### GIVEN PROBLEM
Copy each line below in which the word "Absolute" occurs.

### DATA IN THIS EXERCISE
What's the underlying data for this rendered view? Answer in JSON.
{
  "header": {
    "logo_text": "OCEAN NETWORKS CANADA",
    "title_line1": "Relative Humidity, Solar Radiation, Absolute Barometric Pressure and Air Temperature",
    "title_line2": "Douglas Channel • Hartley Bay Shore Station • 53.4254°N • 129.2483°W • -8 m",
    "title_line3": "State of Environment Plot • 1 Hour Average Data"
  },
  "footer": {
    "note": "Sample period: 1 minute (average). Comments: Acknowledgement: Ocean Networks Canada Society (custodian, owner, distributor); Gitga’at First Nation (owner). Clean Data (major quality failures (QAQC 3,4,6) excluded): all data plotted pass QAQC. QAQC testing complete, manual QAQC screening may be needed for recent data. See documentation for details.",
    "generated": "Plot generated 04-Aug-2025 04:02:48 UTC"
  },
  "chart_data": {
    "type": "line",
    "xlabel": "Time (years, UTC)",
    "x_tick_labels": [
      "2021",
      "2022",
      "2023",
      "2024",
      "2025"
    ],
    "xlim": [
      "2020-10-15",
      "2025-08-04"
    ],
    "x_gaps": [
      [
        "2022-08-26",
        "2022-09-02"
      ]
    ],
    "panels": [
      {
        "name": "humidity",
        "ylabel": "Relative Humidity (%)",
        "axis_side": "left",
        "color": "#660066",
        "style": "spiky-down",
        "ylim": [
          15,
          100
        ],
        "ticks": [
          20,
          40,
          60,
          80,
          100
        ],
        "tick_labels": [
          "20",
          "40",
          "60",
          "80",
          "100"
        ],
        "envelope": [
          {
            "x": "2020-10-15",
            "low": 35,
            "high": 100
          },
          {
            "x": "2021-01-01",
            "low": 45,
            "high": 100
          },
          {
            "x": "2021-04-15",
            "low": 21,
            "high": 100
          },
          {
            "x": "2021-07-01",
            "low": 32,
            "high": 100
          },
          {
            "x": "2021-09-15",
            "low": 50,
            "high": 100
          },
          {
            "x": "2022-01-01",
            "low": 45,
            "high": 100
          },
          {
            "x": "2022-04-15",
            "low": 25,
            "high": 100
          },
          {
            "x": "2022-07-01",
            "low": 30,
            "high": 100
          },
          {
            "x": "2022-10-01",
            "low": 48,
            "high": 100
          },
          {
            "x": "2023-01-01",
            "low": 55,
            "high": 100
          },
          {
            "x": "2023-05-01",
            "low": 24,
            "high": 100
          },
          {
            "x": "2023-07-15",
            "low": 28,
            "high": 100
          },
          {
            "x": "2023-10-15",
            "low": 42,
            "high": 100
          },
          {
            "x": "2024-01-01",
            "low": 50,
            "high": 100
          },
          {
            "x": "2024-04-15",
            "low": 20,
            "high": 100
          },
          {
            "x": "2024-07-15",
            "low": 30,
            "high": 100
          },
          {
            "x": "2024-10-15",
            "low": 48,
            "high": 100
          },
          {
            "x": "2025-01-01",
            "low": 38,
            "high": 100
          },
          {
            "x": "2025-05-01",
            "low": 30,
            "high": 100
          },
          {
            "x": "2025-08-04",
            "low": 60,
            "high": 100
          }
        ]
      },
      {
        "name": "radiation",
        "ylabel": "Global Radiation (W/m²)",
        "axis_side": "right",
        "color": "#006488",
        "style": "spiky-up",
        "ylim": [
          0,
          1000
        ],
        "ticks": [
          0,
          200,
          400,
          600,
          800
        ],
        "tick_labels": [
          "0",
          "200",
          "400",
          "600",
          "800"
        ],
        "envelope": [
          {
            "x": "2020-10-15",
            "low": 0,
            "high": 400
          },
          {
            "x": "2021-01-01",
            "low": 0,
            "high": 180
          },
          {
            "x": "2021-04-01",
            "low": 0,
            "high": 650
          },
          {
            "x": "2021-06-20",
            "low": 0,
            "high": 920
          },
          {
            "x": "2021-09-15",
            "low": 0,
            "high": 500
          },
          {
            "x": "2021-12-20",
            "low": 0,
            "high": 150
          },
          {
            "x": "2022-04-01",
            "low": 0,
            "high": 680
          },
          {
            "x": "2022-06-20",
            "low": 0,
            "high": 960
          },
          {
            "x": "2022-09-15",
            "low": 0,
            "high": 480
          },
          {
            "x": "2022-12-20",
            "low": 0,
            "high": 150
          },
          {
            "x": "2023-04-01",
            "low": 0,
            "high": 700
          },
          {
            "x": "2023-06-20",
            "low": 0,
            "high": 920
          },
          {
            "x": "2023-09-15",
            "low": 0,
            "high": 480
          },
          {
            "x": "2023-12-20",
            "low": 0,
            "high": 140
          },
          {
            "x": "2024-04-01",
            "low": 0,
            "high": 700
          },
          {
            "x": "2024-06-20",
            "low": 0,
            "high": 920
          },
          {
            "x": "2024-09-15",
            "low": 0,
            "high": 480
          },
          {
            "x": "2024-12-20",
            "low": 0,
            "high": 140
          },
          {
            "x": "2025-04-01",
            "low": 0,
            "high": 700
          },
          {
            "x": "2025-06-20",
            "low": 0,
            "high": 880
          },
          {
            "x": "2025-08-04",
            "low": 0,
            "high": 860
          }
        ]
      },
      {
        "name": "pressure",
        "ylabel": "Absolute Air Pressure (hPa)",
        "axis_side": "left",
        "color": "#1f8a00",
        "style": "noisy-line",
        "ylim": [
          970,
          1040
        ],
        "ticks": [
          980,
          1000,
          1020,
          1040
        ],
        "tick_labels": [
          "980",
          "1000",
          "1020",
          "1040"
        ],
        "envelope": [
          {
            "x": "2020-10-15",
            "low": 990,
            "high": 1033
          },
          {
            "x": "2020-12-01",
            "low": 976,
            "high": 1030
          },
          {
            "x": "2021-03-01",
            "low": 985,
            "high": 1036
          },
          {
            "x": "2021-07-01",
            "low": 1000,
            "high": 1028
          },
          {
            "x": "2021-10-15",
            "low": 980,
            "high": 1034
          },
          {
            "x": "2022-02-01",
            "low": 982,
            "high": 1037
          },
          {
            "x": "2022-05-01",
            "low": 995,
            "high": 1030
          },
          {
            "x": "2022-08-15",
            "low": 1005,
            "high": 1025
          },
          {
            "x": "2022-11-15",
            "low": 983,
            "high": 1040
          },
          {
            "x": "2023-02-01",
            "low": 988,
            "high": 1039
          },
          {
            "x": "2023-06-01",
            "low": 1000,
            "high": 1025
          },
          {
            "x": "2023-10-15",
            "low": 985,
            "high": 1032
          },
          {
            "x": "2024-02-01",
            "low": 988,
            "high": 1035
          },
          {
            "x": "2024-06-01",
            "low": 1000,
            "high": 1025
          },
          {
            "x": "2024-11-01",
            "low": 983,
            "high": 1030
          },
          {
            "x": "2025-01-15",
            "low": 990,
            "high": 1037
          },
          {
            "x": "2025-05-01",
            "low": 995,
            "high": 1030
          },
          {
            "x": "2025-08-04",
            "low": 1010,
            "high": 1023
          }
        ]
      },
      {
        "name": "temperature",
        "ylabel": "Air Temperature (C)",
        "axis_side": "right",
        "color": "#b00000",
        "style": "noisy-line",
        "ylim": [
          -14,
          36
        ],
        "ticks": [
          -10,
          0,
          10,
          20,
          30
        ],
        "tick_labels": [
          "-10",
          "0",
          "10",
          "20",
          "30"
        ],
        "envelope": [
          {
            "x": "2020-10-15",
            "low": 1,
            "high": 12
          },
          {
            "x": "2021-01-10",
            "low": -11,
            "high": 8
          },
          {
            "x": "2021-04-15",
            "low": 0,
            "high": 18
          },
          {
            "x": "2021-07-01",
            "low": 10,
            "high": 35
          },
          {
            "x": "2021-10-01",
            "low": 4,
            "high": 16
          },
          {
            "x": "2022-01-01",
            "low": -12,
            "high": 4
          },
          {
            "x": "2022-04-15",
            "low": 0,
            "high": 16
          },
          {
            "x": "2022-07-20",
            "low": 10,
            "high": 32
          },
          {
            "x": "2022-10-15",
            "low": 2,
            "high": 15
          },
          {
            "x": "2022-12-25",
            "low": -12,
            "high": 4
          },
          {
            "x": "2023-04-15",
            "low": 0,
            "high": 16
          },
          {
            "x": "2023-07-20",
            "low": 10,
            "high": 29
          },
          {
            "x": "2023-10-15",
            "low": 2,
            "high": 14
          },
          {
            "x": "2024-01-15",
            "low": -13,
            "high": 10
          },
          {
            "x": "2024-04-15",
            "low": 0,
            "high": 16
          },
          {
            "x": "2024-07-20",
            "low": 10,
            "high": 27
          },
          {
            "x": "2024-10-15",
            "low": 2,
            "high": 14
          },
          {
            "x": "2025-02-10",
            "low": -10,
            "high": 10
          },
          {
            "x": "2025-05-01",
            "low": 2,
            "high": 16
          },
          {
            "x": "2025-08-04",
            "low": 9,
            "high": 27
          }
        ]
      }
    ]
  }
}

### REPLY TO THE TASK
    "title_line1": "Relative Humidity, Solar Radiation, Absolute Barometric Pressure and Air Temperature",
        "ylabel": "Absolute Air Pressure (hPa)",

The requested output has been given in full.